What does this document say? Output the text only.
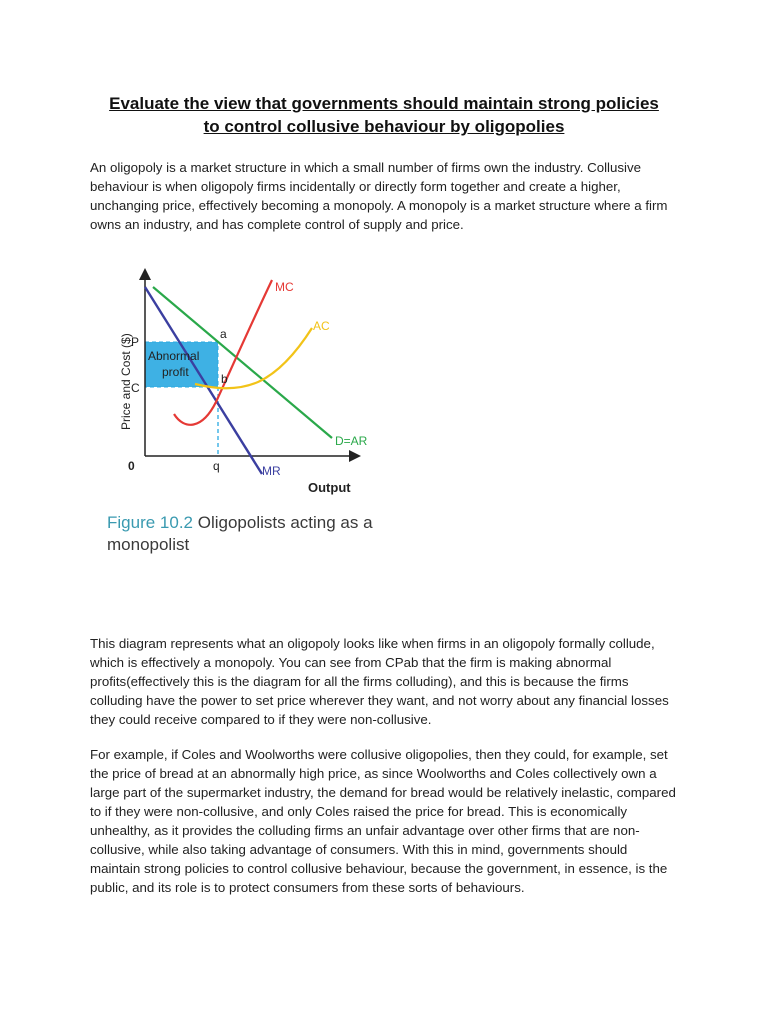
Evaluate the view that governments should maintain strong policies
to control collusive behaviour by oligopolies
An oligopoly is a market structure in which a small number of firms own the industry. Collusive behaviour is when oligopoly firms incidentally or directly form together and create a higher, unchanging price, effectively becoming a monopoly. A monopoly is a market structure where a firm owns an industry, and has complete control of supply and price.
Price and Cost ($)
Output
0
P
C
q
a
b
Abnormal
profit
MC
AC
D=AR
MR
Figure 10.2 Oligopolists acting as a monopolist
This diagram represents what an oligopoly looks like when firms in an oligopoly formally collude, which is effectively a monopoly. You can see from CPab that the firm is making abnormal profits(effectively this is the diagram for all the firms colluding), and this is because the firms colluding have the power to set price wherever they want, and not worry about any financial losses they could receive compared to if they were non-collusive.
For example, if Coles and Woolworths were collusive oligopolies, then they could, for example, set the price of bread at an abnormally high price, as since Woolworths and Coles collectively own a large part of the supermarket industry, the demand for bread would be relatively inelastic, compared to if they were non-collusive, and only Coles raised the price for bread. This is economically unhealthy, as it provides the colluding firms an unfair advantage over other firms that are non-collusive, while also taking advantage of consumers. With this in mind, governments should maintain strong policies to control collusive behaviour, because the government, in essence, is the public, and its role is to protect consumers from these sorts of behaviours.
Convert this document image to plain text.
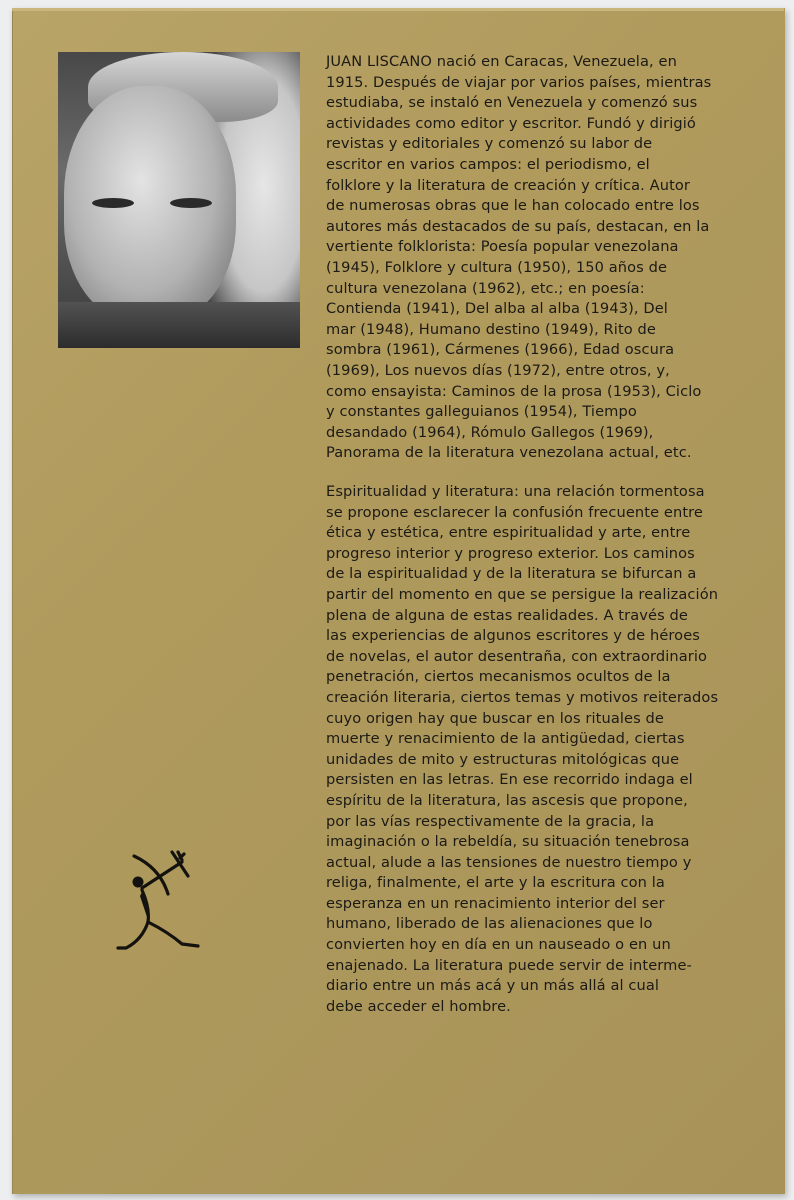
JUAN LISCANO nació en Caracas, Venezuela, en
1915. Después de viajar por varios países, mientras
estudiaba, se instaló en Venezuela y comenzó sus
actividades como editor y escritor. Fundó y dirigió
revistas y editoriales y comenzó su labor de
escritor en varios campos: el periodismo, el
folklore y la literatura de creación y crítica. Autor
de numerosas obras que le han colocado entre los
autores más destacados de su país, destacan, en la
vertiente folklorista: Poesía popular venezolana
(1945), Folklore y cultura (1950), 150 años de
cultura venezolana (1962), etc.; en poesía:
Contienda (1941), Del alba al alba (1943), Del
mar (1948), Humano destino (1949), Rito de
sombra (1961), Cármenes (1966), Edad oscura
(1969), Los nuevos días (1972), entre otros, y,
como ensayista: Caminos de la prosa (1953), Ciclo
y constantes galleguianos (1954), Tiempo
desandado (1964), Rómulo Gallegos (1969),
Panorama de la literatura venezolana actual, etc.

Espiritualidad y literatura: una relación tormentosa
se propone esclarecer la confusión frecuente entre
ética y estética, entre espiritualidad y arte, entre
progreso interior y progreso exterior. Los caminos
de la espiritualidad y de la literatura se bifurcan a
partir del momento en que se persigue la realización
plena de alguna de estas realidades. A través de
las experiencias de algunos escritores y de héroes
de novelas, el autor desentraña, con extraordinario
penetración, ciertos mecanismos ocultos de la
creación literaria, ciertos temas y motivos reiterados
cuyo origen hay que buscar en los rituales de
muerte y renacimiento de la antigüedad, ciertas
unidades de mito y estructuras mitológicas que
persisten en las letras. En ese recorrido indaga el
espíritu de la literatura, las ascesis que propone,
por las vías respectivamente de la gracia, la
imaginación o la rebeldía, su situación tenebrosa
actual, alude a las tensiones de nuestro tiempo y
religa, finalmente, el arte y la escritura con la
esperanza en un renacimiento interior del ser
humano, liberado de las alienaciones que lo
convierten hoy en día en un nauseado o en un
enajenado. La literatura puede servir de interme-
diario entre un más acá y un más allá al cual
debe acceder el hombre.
────────────────────────────────────────
(Short problem): Of the lines in this material, state how many hold the string "creación". Write no other words.

(Written response): 2